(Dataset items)
━━━━━━━━━━━━━━━━━━━━━━━━━━━━━━

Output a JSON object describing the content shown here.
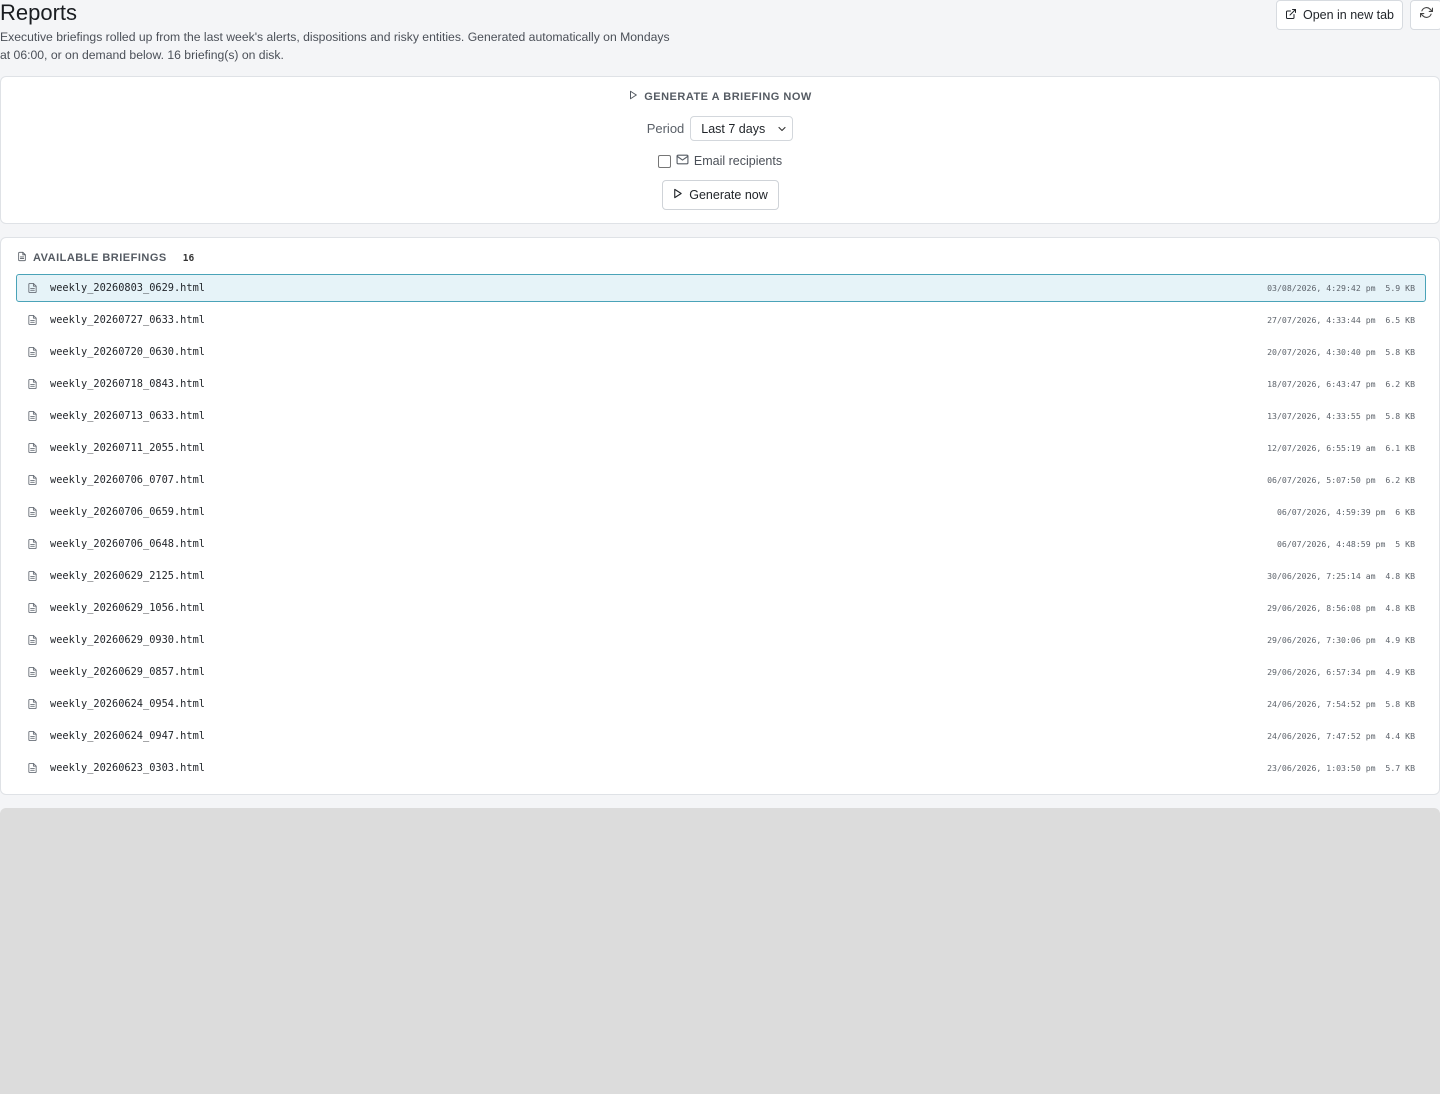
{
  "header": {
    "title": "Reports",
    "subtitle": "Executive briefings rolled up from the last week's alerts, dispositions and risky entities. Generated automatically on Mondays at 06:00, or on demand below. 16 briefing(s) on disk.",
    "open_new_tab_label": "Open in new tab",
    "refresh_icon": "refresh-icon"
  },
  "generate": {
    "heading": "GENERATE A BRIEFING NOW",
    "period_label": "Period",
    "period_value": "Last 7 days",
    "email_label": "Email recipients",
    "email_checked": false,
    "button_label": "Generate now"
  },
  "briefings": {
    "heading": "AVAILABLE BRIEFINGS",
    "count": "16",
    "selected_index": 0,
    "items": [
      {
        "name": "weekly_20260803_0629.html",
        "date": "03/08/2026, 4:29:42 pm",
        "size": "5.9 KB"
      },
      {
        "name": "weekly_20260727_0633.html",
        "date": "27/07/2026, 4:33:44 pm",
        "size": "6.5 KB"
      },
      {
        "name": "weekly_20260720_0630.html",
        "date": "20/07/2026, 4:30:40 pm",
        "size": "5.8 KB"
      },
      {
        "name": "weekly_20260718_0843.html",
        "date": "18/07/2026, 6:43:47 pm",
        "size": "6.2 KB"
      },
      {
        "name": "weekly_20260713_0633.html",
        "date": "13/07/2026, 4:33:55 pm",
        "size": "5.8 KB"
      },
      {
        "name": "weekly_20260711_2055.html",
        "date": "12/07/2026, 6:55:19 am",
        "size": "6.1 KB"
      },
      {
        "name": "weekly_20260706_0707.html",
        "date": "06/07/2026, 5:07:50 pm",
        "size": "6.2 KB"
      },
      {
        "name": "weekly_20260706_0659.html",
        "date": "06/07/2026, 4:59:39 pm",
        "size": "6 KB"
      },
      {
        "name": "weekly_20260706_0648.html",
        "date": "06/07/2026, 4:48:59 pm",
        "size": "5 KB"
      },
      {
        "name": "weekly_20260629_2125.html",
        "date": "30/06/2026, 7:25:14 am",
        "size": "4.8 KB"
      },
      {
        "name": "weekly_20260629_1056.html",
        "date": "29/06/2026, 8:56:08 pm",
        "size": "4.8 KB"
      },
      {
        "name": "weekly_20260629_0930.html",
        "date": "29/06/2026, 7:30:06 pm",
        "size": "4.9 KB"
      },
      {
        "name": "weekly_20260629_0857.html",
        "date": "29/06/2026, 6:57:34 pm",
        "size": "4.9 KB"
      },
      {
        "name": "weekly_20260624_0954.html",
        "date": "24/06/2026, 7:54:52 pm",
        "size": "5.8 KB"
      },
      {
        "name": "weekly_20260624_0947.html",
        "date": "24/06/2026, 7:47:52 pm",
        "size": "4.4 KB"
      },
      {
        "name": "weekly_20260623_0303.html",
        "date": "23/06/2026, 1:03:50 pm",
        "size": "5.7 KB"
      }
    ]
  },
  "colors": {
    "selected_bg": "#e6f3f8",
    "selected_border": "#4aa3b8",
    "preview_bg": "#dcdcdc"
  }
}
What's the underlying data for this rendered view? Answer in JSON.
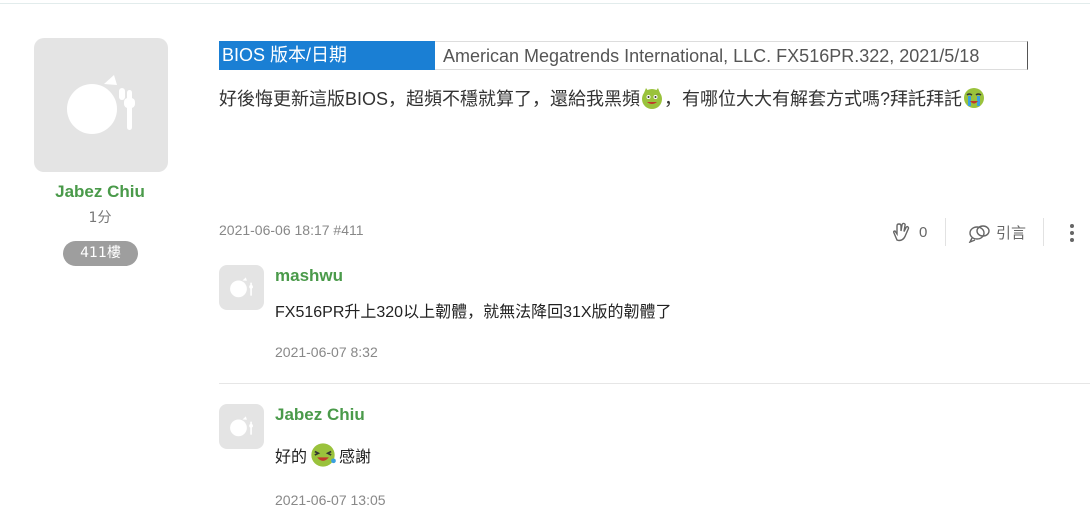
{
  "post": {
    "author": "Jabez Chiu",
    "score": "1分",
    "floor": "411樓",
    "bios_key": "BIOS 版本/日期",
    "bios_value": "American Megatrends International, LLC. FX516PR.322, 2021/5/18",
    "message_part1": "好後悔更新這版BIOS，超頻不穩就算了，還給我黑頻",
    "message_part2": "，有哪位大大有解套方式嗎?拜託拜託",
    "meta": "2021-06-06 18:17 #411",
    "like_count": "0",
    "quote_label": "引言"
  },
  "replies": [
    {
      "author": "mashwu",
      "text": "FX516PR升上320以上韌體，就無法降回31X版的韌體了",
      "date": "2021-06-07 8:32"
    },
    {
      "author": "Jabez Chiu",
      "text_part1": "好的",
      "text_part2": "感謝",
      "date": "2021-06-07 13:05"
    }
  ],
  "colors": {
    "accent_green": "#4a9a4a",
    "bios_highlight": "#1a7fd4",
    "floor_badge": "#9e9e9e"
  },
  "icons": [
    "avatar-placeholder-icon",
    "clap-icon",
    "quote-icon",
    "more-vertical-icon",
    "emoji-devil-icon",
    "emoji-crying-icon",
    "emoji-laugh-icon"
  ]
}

━━━━━━━━━━━━━━━━━━━━━━━━━━━━━━

- TASK DESCRIPTION -
Search the preceding listing for the word "author" and pull out every line that holds it.

- TASK RESULT -
    "author": "Jabez Chiu",
      "author": "mashwu",
      "author": "Jabez Chiu",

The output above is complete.